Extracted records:
######
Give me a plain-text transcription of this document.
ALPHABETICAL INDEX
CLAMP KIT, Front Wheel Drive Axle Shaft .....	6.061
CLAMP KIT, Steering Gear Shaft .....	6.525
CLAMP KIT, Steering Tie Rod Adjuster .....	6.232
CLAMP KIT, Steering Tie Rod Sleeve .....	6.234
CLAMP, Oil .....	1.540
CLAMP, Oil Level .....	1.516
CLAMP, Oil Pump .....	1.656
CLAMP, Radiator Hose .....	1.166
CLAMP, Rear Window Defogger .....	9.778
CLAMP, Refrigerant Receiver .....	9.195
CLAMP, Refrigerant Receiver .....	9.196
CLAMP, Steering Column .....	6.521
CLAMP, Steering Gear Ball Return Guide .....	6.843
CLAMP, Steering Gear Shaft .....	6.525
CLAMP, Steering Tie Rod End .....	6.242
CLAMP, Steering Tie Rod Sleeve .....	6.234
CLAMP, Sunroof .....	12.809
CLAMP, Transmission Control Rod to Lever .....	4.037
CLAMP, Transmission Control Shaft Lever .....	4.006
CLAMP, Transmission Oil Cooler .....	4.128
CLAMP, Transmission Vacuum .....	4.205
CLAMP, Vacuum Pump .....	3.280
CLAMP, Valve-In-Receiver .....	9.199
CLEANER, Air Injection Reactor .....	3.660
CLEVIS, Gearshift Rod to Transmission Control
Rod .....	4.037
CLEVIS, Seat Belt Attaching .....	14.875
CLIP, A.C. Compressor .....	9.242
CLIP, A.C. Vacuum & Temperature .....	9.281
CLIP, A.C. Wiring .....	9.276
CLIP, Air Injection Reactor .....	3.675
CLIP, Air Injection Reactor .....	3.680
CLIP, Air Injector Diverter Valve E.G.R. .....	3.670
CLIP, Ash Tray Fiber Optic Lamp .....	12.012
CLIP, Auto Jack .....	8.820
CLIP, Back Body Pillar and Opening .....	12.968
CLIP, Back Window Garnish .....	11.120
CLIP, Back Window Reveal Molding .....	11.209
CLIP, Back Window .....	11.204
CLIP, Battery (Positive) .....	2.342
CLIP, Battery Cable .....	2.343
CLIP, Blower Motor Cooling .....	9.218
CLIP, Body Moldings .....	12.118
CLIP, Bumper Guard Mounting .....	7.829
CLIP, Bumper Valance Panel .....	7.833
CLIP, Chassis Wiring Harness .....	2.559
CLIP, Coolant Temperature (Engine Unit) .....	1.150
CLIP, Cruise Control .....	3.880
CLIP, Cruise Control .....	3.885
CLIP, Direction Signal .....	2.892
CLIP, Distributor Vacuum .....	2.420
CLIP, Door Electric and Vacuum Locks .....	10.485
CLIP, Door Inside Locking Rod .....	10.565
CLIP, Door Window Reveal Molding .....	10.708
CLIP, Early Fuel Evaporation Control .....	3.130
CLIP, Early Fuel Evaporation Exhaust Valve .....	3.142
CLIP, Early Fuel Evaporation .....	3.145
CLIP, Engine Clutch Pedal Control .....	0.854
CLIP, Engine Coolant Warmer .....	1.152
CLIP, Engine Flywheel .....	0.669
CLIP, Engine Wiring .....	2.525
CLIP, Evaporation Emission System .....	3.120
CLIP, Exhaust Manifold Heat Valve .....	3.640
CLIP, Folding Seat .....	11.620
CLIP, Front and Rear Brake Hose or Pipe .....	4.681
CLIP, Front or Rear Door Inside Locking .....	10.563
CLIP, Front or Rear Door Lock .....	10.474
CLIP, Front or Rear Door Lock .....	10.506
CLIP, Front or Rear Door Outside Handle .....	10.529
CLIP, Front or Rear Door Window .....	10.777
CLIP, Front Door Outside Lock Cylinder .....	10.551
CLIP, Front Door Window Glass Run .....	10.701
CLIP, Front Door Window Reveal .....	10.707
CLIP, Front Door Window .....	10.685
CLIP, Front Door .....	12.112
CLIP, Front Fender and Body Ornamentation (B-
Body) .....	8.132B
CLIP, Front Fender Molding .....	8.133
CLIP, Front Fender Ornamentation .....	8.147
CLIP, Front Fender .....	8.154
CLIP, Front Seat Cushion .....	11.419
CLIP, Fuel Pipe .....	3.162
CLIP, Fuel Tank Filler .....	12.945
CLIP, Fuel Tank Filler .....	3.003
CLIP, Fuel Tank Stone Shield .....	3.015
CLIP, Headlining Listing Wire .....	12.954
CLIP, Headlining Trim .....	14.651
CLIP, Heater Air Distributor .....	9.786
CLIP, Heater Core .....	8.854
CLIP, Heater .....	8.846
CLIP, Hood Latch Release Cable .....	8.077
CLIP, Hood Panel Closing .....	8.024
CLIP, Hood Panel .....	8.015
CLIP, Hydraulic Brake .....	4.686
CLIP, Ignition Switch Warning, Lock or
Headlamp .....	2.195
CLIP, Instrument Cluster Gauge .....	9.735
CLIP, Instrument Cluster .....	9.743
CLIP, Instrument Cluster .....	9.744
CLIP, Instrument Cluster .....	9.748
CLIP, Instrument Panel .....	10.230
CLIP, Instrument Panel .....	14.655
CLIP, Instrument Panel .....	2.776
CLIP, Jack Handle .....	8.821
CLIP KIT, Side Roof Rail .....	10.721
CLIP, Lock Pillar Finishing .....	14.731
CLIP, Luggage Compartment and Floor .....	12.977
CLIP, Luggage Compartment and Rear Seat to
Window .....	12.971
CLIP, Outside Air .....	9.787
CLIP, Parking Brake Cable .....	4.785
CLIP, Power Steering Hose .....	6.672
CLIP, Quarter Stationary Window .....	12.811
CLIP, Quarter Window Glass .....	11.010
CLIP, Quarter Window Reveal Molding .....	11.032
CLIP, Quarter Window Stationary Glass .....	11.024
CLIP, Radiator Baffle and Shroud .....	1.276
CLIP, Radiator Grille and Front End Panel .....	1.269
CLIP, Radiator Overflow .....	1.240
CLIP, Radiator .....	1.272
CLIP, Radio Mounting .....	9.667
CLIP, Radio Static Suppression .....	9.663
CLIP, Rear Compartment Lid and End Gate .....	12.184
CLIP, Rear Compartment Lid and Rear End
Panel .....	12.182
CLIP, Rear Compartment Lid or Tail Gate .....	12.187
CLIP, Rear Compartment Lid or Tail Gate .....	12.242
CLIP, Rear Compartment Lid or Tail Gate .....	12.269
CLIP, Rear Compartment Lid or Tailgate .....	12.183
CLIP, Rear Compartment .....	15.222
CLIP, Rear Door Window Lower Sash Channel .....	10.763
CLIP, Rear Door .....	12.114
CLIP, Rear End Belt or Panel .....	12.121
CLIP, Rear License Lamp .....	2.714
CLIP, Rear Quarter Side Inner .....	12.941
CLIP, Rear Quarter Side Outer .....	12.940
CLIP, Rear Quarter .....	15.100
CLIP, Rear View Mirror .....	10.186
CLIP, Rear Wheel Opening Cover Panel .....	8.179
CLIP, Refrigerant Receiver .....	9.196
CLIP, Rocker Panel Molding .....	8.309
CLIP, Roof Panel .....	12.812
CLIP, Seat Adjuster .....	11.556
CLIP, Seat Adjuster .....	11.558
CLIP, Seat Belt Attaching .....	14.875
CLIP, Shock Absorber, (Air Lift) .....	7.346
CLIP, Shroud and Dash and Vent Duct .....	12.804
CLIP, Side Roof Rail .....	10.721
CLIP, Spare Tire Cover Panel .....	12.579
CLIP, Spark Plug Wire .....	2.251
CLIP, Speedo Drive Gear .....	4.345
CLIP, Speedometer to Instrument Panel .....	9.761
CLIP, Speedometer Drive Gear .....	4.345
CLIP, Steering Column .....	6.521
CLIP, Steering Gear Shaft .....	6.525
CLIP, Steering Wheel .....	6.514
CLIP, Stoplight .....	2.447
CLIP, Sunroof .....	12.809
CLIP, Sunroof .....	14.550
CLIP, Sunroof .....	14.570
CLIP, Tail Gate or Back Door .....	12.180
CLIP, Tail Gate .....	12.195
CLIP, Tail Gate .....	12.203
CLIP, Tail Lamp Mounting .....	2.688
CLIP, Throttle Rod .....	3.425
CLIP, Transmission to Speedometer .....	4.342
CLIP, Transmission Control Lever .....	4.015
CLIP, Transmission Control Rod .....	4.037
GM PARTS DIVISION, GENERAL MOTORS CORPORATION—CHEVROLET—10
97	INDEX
######
* What the task requires
Filter the entries above down to the lines containing the word "Instrument".

* Full solution
CLIP, Instrument Cluster Gauge .....	9.735
CLIP, Instrument Cluster .....	9.743
CLIP, Instrument Cluster .....	9.744
CLIP, Instrument Cluster .....	9.748
CLIP, Instrument Panel .....	10.230
CLIP, Instrument Panel .....	14.655
CLIP, Instrument Panel .....	2.776
CLIP, Speedometer to Instrument Panel .....	9.761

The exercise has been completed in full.